- [Problem requirements]
Determine how many lines include the string "JSON". Output that number only.

- [Rows]
::::

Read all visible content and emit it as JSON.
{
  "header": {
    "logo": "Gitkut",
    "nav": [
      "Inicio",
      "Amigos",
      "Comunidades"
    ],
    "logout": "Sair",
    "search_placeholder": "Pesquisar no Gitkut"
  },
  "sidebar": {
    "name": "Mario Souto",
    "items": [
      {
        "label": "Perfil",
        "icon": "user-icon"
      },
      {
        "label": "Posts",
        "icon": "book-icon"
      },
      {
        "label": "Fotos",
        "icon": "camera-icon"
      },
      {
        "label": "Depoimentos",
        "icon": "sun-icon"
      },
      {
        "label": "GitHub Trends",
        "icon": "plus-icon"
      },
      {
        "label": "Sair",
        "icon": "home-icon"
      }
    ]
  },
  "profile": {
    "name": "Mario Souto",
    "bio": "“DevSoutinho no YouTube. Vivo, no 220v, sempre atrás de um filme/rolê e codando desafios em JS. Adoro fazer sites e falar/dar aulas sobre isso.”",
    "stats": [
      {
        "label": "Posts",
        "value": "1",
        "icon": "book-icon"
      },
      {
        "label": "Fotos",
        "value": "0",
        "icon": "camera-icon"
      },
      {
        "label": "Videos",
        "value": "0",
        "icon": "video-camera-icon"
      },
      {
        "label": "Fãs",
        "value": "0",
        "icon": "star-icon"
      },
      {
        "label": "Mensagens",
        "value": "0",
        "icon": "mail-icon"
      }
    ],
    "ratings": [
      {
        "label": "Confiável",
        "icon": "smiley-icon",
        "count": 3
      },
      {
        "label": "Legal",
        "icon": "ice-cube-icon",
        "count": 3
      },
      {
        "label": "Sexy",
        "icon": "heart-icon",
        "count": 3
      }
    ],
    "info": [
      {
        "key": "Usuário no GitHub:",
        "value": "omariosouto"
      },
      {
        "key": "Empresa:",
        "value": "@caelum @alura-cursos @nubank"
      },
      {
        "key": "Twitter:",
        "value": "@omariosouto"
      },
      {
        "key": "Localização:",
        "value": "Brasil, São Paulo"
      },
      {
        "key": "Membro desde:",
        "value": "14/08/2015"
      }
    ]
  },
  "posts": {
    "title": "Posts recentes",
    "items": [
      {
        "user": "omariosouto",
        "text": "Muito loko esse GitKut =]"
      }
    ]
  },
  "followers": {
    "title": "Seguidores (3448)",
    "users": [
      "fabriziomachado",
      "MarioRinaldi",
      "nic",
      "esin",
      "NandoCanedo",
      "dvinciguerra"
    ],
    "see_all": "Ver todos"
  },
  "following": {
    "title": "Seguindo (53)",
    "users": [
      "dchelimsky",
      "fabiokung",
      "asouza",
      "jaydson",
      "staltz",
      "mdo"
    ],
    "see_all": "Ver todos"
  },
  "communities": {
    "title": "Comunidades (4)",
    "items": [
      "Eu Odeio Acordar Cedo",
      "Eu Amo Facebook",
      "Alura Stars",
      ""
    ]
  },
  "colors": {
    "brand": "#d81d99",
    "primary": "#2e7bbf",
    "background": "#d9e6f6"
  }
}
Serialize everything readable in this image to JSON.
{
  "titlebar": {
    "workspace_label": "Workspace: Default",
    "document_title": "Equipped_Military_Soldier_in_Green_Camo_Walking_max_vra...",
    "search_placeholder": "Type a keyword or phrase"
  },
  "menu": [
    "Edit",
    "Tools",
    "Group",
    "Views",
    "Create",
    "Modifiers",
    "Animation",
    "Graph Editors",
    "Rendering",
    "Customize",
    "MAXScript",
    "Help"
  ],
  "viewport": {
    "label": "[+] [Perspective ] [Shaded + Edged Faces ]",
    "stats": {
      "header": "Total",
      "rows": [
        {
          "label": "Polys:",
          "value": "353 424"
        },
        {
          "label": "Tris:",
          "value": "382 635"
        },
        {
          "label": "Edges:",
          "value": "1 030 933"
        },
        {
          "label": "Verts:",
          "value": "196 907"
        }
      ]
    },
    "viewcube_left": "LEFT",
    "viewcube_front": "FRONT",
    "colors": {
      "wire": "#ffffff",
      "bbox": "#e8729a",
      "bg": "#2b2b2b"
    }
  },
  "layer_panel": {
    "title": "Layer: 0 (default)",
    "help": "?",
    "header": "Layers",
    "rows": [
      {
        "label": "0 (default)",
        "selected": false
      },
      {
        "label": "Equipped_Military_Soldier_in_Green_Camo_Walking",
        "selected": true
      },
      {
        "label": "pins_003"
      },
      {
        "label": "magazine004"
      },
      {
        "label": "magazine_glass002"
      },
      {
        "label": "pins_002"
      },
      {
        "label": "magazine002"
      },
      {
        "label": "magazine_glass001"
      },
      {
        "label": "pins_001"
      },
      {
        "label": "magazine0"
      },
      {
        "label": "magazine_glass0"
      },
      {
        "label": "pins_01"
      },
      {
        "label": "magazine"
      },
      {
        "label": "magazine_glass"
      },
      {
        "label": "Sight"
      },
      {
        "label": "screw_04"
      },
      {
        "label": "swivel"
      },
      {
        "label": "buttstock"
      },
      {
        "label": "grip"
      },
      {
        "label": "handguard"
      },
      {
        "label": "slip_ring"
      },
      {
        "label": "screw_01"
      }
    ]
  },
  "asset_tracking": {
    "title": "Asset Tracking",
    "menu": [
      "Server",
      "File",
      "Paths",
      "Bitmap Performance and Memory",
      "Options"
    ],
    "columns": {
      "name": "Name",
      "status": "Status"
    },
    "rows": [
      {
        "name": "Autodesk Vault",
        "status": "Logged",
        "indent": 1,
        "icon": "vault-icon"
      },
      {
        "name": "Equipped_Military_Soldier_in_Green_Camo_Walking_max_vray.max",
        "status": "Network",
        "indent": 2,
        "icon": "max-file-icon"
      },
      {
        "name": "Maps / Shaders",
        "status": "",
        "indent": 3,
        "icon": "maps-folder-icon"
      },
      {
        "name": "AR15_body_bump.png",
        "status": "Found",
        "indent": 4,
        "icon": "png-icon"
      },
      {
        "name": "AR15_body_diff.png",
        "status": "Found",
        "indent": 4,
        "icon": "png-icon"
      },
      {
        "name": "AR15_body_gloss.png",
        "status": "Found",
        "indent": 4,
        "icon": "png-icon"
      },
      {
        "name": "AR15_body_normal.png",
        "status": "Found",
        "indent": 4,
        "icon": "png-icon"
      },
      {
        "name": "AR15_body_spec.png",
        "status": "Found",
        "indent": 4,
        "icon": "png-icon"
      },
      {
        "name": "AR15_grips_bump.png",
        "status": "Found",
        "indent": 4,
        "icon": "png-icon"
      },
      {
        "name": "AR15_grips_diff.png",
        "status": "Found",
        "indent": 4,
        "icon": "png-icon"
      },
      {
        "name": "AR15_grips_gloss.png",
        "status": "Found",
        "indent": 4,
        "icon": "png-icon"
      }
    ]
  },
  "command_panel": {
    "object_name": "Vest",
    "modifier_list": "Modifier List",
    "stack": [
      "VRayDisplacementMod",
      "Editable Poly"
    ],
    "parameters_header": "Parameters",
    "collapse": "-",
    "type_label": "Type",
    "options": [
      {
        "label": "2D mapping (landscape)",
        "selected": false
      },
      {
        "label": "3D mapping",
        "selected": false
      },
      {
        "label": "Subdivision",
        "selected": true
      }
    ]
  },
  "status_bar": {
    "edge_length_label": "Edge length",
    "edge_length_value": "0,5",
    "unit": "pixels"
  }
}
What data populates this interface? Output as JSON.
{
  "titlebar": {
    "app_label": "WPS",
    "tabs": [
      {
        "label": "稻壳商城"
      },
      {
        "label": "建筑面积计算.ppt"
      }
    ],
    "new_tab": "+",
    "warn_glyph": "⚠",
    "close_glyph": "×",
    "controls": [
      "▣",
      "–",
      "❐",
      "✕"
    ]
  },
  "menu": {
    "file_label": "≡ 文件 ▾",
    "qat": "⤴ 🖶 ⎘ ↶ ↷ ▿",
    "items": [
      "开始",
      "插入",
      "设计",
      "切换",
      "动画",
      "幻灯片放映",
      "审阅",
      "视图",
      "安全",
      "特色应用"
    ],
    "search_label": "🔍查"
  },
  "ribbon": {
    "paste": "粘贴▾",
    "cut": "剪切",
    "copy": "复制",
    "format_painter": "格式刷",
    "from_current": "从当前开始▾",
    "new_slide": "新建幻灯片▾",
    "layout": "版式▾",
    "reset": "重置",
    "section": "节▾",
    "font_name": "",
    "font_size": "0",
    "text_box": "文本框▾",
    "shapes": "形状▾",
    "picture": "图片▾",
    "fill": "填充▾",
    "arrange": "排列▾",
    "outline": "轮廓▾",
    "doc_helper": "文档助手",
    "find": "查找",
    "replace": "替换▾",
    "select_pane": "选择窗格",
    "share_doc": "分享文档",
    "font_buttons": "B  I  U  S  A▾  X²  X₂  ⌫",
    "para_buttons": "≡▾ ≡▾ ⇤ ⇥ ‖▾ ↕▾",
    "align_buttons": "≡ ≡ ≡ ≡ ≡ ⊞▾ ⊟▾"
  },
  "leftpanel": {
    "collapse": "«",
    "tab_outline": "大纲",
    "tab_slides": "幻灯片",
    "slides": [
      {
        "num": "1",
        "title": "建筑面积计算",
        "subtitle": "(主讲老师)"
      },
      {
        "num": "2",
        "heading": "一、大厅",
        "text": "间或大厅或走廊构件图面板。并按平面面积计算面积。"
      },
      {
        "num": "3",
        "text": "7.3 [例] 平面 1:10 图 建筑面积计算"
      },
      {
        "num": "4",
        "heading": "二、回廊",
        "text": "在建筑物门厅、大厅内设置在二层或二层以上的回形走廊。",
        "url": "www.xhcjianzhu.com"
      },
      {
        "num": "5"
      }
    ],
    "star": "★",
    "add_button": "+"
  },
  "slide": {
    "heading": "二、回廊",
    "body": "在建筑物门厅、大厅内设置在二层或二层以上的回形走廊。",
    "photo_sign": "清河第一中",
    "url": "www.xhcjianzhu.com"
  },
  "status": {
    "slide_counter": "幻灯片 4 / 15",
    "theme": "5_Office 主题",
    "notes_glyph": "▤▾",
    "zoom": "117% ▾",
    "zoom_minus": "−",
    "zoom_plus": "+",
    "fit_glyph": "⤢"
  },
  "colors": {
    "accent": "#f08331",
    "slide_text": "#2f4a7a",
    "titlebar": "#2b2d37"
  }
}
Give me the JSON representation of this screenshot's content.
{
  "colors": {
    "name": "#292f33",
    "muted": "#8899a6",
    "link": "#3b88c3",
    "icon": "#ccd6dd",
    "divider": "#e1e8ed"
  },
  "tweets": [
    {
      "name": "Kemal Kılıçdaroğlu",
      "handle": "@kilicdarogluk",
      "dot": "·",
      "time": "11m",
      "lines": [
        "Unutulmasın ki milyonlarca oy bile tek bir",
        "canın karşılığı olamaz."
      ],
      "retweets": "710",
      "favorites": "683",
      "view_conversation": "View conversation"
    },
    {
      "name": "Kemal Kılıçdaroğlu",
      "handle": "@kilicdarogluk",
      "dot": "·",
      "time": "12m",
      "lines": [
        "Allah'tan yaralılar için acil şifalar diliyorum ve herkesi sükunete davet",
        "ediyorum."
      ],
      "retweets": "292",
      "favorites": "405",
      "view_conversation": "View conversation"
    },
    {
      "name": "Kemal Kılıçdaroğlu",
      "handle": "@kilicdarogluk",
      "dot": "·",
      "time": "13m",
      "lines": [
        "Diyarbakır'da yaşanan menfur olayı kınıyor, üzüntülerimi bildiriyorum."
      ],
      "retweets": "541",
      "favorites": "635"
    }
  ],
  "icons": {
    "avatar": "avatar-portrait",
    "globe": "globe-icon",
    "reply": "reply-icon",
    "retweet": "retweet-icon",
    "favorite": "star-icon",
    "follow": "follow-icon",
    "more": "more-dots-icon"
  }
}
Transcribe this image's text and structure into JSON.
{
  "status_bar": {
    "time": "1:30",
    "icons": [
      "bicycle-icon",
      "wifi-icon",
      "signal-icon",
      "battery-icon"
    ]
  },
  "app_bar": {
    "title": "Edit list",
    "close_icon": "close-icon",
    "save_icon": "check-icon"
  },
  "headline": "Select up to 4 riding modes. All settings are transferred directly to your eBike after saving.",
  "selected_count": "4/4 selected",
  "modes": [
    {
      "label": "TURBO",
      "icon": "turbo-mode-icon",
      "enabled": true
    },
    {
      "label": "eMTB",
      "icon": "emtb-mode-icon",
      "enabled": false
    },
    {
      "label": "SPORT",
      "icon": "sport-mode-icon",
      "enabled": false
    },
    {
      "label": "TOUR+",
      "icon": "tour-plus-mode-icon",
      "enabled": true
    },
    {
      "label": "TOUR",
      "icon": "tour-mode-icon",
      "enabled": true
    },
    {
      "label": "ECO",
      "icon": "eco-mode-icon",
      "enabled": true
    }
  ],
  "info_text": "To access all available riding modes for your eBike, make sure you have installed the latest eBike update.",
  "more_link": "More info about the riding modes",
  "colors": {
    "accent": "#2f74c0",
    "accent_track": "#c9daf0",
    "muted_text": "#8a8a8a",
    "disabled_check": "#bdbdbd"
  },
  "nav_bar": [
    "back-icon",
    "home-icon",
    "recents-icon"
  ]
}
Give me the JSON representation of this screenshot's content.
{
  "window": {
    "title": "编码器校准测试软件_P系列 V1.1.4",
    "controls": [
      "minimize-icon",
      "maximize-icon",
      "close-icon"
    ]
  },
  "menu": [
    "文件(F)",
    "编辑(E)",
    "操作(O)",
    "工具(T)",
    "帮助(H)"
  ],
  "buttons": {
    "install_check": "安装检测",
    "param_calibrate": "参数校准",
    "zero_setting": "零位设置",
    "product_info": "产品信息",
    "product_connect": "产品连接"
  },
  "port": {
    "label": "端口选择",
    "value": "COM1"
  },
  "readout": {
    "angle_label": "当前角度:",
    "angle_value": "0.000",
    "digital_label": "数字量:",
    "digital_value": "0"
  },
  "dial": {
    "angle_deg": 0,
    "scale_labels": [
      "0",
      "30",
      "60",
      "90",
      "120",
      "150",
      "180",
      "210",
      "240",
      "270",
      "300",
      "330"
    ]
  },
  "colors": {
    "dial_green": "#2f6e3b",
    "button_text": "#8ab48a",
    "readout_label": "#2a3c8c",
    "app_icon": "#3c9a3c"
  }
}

::::

- [Reply to the task]
6